■ To do:
Report, as a bare number, how many lines contain the string "authorized".

* * * *

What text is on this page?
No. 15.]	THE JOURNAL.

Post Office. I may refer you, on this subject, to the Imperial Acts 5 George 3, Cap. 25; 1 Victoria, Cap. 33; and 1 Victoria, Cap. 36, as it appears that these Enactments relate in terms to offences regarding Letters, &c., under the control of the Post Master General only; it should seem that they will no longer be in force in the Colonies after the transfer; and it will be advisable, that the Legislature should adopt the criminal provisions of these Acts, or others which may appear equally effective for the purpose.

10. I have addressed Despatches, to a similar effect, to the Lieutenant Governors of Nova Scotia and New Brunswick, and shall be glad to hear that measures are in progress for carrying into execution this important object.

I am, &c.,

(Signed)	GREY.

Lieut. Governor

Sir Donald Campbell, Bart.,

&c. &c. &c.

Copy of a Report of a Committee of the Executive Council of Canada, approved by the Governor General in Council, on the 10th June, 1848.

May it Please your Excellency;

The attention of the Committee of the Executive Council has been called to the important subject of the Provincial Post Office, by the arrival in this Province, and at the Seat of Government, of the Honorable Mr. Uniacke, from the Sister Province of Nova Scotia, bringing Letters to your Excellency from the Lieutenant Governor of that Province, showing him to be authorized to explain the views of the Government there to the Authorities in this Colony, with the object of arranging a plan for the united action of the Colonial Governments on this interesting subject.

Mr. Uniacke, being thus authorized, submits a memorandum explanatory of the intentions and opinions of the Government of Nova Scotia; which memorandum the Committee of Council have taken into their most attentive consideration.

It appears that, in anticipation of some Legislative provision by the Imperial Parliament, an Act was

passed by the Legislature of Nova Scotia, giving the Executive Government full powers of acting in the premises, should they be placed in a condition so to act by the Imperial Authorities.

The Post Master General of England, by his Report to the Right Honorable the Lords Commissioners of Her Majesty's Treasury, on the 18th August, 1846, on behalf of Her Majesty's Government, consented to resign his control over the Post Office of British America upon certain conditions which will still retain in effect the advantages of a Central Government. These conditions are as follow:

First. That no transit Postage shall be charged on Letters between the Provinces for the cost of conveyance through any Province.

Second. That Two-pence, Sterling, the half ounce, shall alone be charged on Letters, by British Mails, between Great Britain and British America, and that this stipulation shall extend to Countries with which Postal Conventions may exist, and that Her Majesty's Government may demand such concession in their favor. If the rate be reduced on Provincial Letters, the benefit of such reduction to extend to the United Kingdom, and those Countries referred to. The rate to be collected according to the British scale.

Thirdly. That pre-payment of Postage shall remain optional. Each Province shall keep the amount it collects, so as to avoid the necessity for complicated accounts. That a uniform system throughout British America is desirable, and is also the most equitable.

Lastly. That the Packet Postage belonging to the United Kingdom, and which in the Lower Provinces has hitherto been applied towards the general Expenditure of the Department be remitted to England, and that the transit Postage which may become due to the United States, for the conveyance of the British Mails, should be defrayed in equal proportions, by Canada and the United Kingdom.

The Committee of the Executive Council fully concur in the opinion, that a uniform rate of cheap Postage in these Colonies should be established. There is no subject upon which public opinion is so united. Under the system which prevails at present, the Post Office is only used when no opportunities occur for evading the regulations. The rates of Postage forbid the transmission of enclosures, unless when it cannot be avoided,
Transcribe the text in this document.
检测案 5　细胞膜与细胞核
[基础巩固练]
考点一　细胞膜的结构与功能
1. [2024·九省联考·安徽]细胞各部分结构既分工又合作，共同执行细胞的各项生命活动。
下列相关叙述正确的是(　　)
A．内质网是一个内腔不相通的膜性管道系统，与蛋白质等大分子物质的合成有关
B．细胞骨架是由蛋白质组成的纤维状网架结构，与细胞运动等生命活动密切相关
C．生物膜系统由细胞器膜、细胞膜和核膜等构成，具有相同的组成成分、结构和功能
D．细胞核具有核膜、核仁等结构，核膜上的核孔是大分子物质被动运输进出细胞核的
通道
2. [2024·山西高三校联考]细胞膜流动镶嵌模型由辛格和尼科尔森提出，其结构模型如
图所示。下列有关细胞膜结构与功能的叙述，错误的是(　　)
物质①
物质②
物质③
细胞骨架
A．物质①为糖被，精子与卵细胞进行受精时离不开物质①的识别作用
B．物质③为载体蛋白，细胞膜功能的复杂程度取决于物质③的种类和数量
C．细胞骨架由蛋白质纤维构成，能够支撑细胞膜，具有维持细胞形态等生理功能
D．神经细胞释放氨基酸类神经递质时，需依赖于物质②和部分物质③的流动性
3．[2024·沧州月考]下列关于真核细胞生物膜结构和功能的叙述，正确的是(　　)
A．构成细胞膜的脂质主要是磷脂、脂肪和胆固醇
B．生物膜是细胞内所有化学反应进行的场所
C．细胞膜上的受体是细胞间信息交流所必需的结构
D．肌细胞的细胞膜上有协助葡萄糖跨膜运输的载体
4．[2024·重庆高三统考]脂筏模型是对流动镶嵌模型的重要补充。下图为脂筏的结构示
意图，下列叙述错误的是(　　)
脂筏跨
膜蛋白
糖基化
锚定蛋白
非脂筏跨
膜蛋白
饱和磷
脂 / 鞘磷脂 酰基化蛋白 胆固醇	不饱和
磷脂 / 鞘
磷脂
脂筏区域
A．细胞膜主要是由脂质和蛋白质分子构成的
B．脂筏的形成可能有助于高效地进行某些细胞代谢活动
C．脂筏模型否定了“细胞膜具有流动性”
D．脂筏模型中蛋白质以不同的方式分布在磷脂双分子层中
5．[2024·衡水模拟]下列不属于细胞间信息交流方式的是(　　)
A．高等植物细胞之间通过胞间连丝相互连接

* * * *

■ The result:
2